Work instructions: Repeat the listing in full, word for word.

>> Begin Information supplied

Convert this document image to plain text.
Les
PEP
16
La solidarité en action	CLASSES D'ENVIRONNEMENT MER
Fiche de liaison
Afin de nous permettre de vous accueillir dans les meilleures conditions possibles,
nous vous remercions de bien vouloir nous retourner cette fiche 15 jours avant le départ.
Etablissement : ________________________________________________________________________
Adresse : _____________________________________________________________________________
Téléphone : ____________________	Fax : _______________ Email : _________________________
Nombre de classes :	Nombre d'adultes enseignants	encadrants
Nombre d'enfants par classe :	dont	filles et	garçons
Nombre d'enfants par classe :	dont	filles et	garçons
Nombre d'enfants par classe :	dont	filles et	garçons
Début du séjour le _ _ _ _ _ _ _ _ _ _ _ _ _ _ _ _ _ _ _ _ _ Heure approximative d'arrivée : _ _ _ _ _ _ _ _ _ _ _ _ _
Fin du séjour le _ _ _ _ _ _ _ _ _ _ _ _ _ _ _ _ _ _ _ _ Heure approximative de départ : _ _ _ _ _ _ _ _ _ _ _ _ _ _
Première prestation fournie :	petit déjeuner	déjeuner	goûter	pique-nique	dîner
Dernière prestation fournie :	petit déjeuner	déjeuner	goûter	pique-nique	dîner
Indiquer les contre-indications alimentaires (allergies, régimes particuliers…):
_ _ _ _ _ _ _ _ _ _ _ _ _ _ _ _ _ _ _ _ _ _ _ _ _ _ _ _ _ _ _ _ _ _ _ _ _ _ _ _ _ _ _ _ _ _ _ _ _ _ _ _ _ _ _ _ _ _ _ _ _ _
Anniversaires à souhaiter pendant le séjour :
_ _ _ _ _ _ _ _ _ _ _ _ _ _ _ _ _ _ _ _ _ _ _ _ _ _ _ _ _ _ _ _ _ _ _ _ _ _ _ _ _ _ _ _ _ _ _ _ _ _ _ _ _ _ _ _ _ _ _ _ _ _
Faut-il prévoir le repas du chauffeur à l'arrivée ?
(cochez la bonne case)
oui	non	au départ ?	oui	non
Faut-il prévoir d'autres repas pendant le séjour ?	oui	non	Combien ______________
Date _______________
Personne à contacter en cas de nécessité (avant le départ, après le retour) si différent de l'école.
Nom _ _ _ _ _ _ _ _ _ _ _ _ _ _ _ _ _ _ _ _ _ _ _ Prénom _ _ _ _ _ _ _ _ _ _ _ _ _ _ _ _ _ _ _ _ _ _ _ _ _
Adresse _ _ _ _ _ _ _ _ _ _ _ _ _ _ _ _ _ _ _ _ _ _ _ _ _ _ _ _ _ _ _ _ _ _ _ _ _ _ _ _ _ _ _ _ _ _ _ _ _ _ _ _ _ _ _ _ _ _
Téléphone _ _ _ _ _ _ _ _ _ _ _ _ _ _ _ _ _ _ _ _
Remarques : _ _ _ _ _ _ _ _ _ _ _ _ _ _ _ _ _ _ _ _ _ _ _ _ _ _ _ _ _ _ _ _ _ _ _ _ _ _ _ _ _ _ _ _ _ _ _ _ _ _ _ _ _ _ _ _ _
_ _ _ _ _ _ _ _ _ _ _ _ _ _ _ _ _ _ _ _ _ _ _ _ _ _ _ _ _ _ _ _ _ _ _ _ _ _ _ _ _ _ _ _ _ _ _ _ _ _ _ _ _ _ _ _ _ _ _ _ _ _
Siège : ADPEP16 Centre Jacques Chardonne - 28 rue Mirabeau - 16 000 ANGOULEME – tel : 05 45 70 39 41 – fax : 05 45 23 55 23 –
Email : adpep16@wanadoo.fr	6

>> End Information supplied

Completed exercise:
Convert this document image to plain text.
Les
PEP
16
La solidarité en action	CLASSES D'ENVIRONNEMENT MER
Fiche de liaison
Afin de nous permettre de vous accueillir dans les meilleures conditions possibles,
nous vous remercions de bien vouloir nous retourner cette fiche 15 jours avant le départ.
Etablissement : ________________________________________________________________________
Adresse : _____________________________________________________________________________
Téléphone : ____________________	Fax : _______________ Email : _________________________
Nombre de classes :	Nombre d'adultes enseignants	encadrants
Nombre d'enfants par classe :	dont	filles et	garçons
Nombre d'enfants par classe :	dont	filles et	garçons
Nombre d'enfants par classe :	dont	filles et	garçons
Début du séjour le _ _ _ _ _ _ _ _ _ _ _ _ _ _ _ _ _ _ _ _ _ Heure approximative d'arrivée : _ _ _ _ _ _ _ _ _ _ _ _ _
Fin du séjour le _ _ _ _ _ _ _ _ _ _ _ _ _ _ _ _ _ _ _ _ Heure approximative de départ : _ _ _ _ _ _ _ _ _ _ _ _ _ _
Première prestation fournie :	petit déjeuner	déjeuner	goûter	pique-nique	dîner
Dernière prestation fournie :	petit déjeuner	déjeuner	goûter	pique-nique	dîner
Indiquer les contre-indications alimentaires (allergies, régimes particuliers…):
_ _ _ _ _ _ _ _ _ _ _ _ _ _ _ _ _ _ _ _ _ _ _ _ _ _ _ _ _ _ _ _ _ _ _ _ _ _ _ _ _ _ _ _ _ _ _ _ _ _ _ _ _ _ _ _ _ _ _ _ _ _
Anniversaires à souhaiter pendant le séjour :
_ _ _ _ _ _ _ _ _ _ _ _ _ _ _ _ _ _ _ _ _ _ _ _ _ _ _ _ _ _ _ _ _ _ _ _ _ _ _ _ _ _ _ _ _ _ _ _ _ _ _ _ _ _ _ _ _ _ _ _ _ _
Faut-il prévoir le repas du chauffeur à l'arrivée ?
(cochez la bonne case)
oui	non	au départ ?	oui	non
Faut-il prévoir d'autres repas pendant le séjour ?	oui	non	Combien ______________
Date _______________
Personne à contacter en cas de nécessité (avant le départ, après le retour) si différent de l'école.
Nom _ _ _ _ _ _ _ _ _ _ _ _ _ _ _ _ _ _ _ _ _ _ _ Prénom _ _ _ _ _ _ _ _ _ _ _ _ _ _ _ _ _ _ _ _ _ _ _ _ _
Adresse _ _ _ _ _ _ _ _ _ _ _ _ _ _ _ _ _ _ _ _ _ _ _ _ _ _ _ _ _ _ _ _ _ _ _ _ _ _ _ _ _ _ _ _ _ _ _ _ _ _ _ _ _ _ _ _ _ _
Téléphone _ _ _ _ _ _ _ _ _ _ _ _ _ _ _ _ _ _ _ _
Remarques : _ _ _ _ _ _ _ _ _ _ _ _ _ _ _ _ _ _ _ _ _ _ _ _ _ _ _ _ _ _ _ _ _ _ _ _ _ _ _ _ _ _ _ _ _ _ _ _ _ _ _ _ _ _ _ _ _
_ _ _ _ _ _ _ _ _ _ _ _ _ _ _ _ _ _ _ _ _ _ _ _ _ _ _ _ _ _ _ _ _ _ _ _ _ _ _ _ _ _ _ _ _ _ _ _ _ _ _ _ _ _ _ _ _ _ _ _ _ _
Siège : ADPEP16 Centre Jacques Chardonne - 28 rue Mirabeau - 16 000 ANGOULEME – tel : 05 45 70 39 41 – fax : 05 45 23 55 23 –
Email : adpep16@wanadoo.fr	6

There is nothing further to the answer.